---------- Provided entries ----------
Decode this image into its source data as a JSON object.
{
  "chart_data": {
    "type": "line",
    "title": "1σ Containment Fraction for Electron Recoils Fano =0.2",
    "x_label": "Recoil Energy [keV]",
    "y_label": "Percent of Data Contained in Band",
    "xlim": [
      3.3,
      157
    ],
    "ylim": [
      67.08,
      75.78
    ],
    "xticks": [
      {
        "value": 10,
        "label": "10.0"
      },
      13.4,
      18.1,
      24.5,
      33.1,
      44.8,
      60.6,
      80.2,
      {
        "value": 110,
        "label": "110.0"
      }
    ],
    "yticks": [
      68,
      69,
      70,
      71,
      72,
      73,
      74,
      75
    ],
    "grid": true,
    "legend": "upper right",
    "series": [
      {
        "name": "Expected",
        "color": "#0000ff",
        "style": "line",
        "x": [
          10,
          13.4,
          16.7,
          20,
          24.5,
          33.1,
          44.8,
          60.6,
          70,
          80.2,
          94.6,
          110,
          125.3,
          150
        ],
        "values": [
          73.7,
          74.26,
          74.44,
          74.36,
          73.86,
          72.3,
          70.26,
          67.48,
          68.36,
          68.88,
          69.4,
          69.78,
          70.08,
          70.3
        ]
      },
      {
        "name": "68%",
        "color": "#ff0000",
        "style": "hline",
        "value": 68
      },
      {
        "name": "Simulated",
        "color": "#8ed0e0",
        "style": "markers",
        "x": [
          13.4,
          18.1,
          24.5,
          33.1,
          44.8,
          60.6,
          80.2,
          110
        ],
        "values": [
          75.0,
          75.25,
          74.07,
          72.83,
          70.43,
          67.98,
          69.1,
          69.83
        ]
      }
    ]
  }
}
----------
[Objective] Using the entries above, please restate each one word for word.

[Final result]
Decode this image into its source data as a JSON object.
{
  "chart_data": {
    "type": "line",
    "title": "1σ Containment Fraction for Electron Recoils Fano =0.2",
    "x_label": "Recoil Energy [keV]",
    "y_label": "Percent of Data Contained in Band",
    "xlim": [
      3.3,
      157
    ],
    "ylim": [
      67.08,
      75.78
    ],
    "xticks": [
      {
        "value": 10,
        "label": "10.0"
      },
      13.4,
      18.1,
      24.5,
      33.1,
      44.8,
      60.6,
      80.2,
      {
        "value": 110,
        "label": "110.0"
      }
    ],
    "yticks": [
      68,
      69,
      70,
      71,
      72,
      73,
      74,
      75
    ],
    "grid": true,
    "legend": "upper right",
    "series": [
      {
        "name": "Expected",
        "color": "#0000ff",
        "style": "line",
        "x": [
          10,
          13.4,
          16.7,
          20,
          24.5,
          33.1,
          44.8,
          60.6,
          70,
          80.2,
          94.6,
          110,
          125.3,
          150
        ],
        "values": [
          73.7,
          74.26,
          74.44,
          74.36,
          73.86,
          72.3,
          70.26,
          67.48,
          68.36,
          68.88,
          69.4,
          69.78,
          70.08,
          70.3
        ]
      },
      {
        "name": "68%",
        "color": "#ff0000",
        "style": "hline",
        "value": 68
      },
      {
        "name": "Simulated",
        "color": "#8ed0e0",
        "style": "markers",
        "x": [
          13.4,
          18.1,
          24.5,
          33.1,
          44.8,
          60.6,
          80.2,
          110
        ],
        "values": [
          75.0,
          75.25,
          74.07,
          72.83,
          70.43,
          67.98,
          69.1,
          69.83
        ]
      }
    ]
  }
}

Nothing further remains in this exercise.